**Task**
Pictures are not part of the answer. Return the lines from the one containing "Extract all readable text from this page." through the end of the data, both included, exactly as they appear.

☆ ☆ ☆

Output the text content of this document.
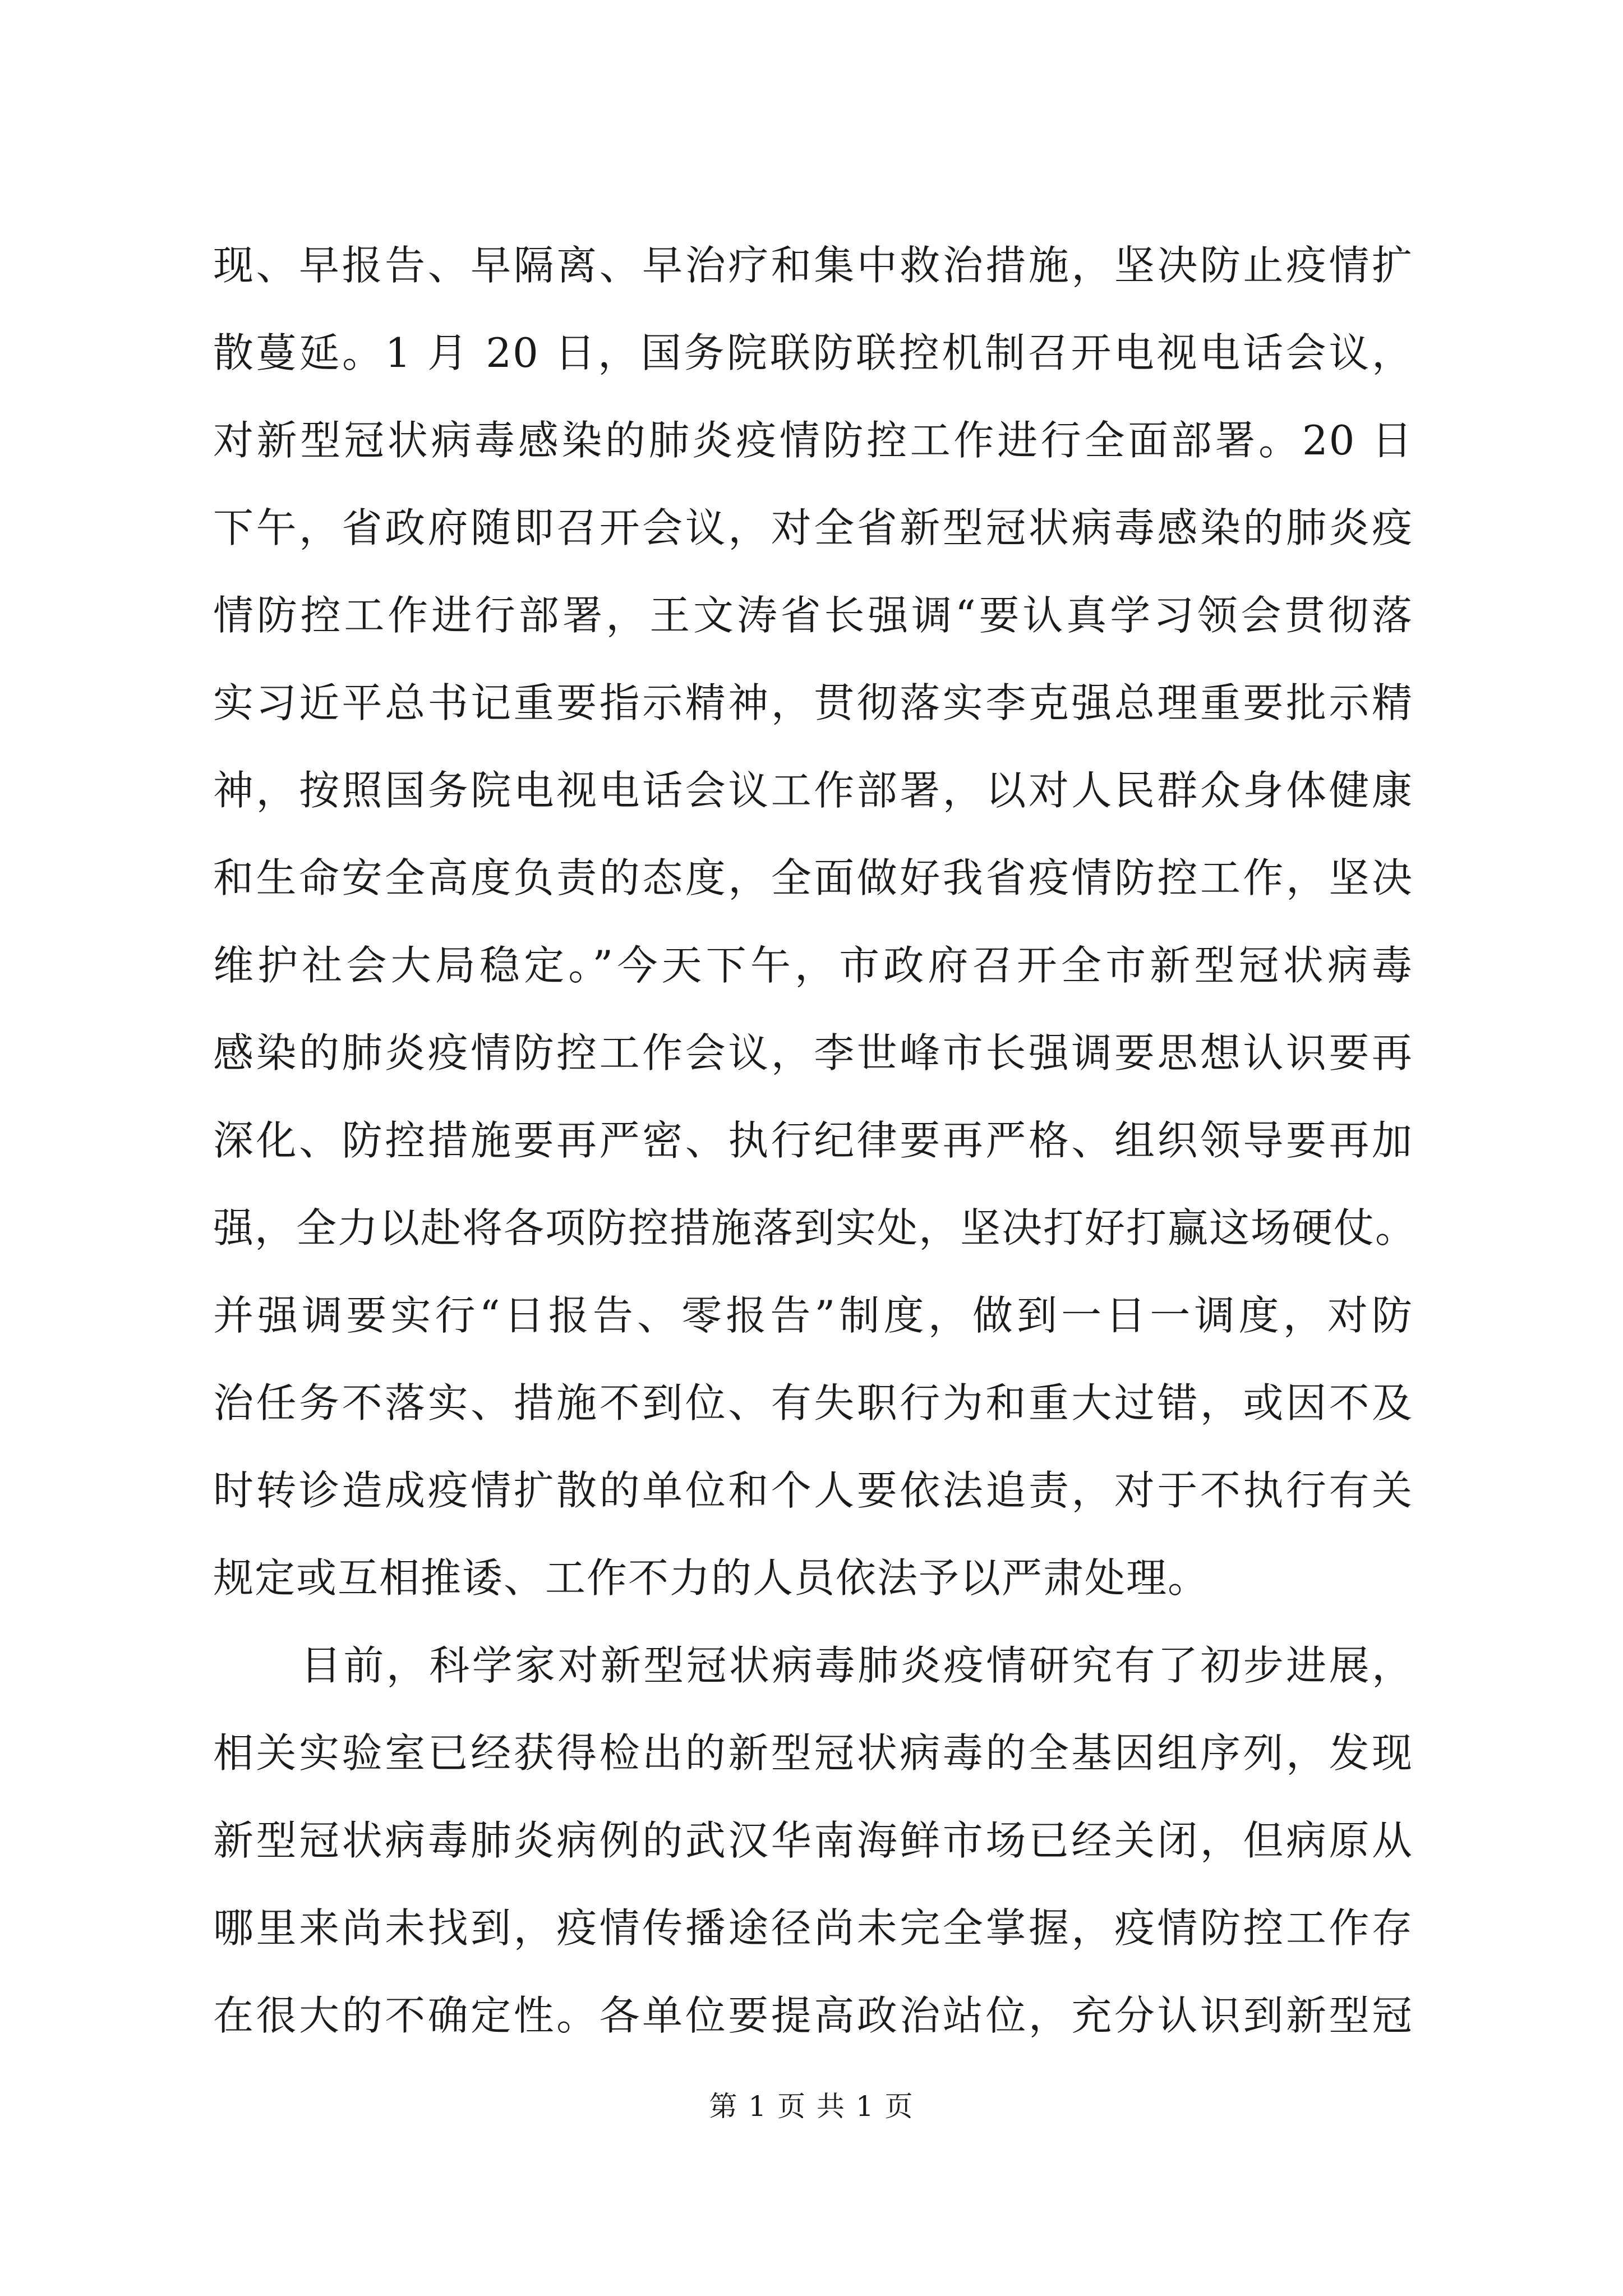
现、早报告、早隔离、早治疗和集中救治措施，坚决防止疫情扩
散蔓延。1 月 20 日，国务院联防联控机制召开电视电话会议，
对新型冠状病毒感染的肺炎疫情防控工作进行全面部署。20 日
下午，省政府随即召开会议，对全省新型冠状病毒感染的肺炎疫
情防控工作进行部署，王文涛省长强调“要认真学习领会贯彻落
实习近平总书记重要指示精神，贯彻落实李克强总理重要批示精
神，按照国务院电视电话会议工作部署，以对人民群众身体健康
和生命安全高度负责的态度，全面做好我省疫情防控工作，坚决
维护社会大局稳定。”今天下午，市政府召开全市新型冠状病毒
感染的肺炎疫情防控工作会议，李世峰市长强调要思想认识要再
深化、防控措施要再严密、执行纪律要再严格、组织领导要再加
强，全力以赴将各项防控措施落到实处，坚决打好打赢这场硬仗。
并强调要实行“日报告、零报告”制度，做到一日一调度，对防
治任务不落实、措施不到位、有失职行为和重大过错，或因不及
时转诊造成疫情扩散的单位和个人要依法追责，对于不执行有关
规定或互相推诿、工作不力的人员依法予以严肃处理。
目前，科学家对新型冠状病毒肺炎疫情研究有了初步进展，
相关实验室已经获得检出的新型冠状病毒的全基因组序列，发现
新型冠状病毒肺炎病例的武汉华南海鲜市场已经关闭，但病原从
哪里来尚未找到，疫情传播途径尚未完全掌握，疫情防控工作存
在很大的不确定性。各单位要提高政治站位，充分认识到新型冠
第 1 页 共 1 页
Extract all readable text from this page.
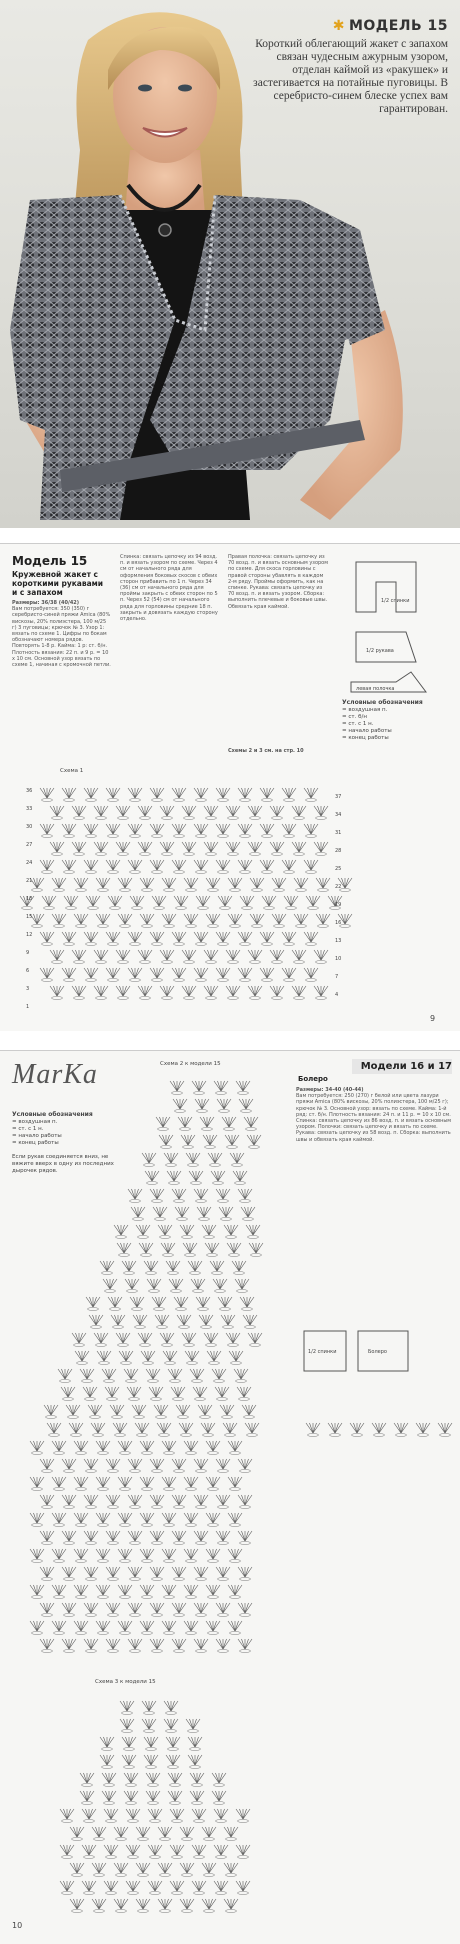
✱ МОДЕЛЬ 15
Короткий облегающий жакет с запахом связан чудесным ажурным узором, отделан каймой из «ракушек» и застегивается на потайные пуговицы. В серебристо-синем блеске успех вам гарантирован.
Модель 15
Кружевной жакет с короткими рукавами и с запахом
Размеры: 36/38 (40/42)
Вам потребуется: 350 (350) г серебристо-синей пряжи Amica (80% вискозы, 20% полиэстера, 100 м/25 г) 3 пуговицы; крючок № 3. Узор 1: вязать по схеме 1. Цифры по бокам обозначают номера рядов. Повторять 1-8 р. Кайма: 1 р: ст. б/н. Плотность вязания: 22 п. и 9 р. = 10 х 10 см. Основной узор вязать по схеме 1, начиная с кромочной петли.
Спинка: связать цепочку из 94 возд. п. и вязать узором по схеме. Через 4 см от начального ряда для оформления боковых скосов с обеих сторон прибавить по 1 п. Через 34 (36) см от начального ряда для проймы закрыть с обеих сторон по 5 п. Через 52 (54) см от начального ряда для горловины средние 18 п. закрыть и довязать каждую сторону отдельно.
Правая полочка: связать цепочку из 70 возд. п. и вязать основным узором по схеме. Для скоса горловины с правой стороны убавлять в каждом 2-м ряду. Проймы оформить, как на спинке. Рукава: связать цепочку из 70 возд. п. и вязать узором. Сборка: выполнить плечевые и боковые швы. Обвязать края каймой.
Схемы 2 и 3 см. на стр. 10
1/2 спинки
1/2 рукава
левая полочка
Условные обозначения
= воздушная п.
= ст. б/н
= ст. с 1 н.
= начало работы
= конец работы
Схема 1
36
33
30
27
24
21
18
15
12
9
6
3
1
37
34
31
28
25
22
19
16
13
10
7
4
9
MarKa	Модели 16 и 17
Болеро
Схема 2 к модели 15
Условные обозначения
= воздушная п.
= ст. с 1 н.
= начало работы
= конец работы

Если рукав соединяется вниз, не вяжите вверх в одну из последних дырочек рядов.
Размеры: 34-40 (40-44)
Вам потребуется: 250 (270) г белой или цвета лазури пряжи Amica (80% вискозы, 20% полиэстера, 100 м/25 г); крючок № 3. Основной узор: вязать по схеме. Кайма: 1-й ряд: ст. б/н. Плотность вязания: 24 п. и 11 р. = 10 х 10 см. Спинка: связать цепочку из 86 возд. п. и вязать основным узором. Полочки: связать цепочку и вязать по схеме. Рукава: связать цепочку из 58 возд. п. Сборка: выполнить швы и обвязать края каймой.
1/2 спинки	Болеро
Схема 3 к модели 15
10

☆ ☆ ☆

**Written solution**
Extract all readable text from this page.
✱ МОДЕЛЬ 15
Короткий облегающий жакет с запахом связан чудесным ажурным узором, отделан каймой из «ракушек» и застегивается на потайные пуговицы. В серебристо-синем блеске успех вам гарантирован.
Модель 15
Кружевной жакет с короткими рукавами и с запахом
Размеры: 36/38 (40/42)
Вам потребуется: 350 (350) г серебристо-синей пряжи Amica (80% вискозы, 20% полиэстера, 100 м/25 г) 3 пуговицы; крючок № 3. Узор 1: вязать по схеме 1. Цифры по бокам обозначают номера рядов. Повторять 1-8 р. Кайма: 1 р: ст. б/н. Плотность вязания: 22 п. и 9 р. = 10 х 10 см. Основной узор вязать по схеме 1, начиная с кромочной петли.
Спинка: связать цепочку из 94 возд. п. и вязать узором по схеме. Через 4 см от начального ряда для оформления боковых скосов с обеих сторон прибавить по 1 п. Через 34 (36) см от начального ряда для проймы закрыть с обеих сторон по 5 п. Через 52 (54) см от начального ряда для горловины средние 18 п. закрыть и довязать каждую сторону отдельно.
Правая полочка: связать цепочку из 70 возд. п. и вязать основным узором по схеме. Для скоса горловины с правой стороны убавлять в каждом 2-м ряду. Проймы оформить, как на спинке. Рукава: связать цепочку из 70 возд. п. и вязать узором. Сборка: выполнить плечевые и боковые швы. Обвязать края каймой.
Схемы 2 и 3 см. на стр. 10
1/2 спинки
1/2 рукава
левая полочка
Условные обозначения
= воздушная п.
= ст. б/н
= ст. с 1 н.
= начало работы
= конец работы
Схема 1
36
33
30
27
24
21
18
15
12
9
6
3
1
37
34
31
28
25
22
19
16
13
10
7
4
9
MarKa	Модели 16 и 17
Болеро
Схема 2 к модели 15
Условные обозначения
= воздушная п.
= ст. с 1 н.
= начало работы
= конец работы

Если рукав соединяется вниз, не вяжите вверх в одну из последних дырочек рядов.
Размеры: 34-40 (40-44)
Вам потребуется: 250 (270) г белой или цвета лазури пряжи Amica (80% вискозы, 20% полиэстера, 100 м/25 г); крючок № 3. Основной узор: вязать по схеме. Кайма: 1-й ряд: ст. б/н. Плотность вязания: 24 п. и 11 р. = 10 х 10 см. Спинка: связать цепочку из 86 возд. п. и вязать основным узором. Полочки: связать цепочку и вязать по схеме. Рукава: связать цепочку из 58 возд. п. Сборка: выполнить швы и обвязать края каймой.
1/2 спинки	Болеро
Схема 3 к модели 15
10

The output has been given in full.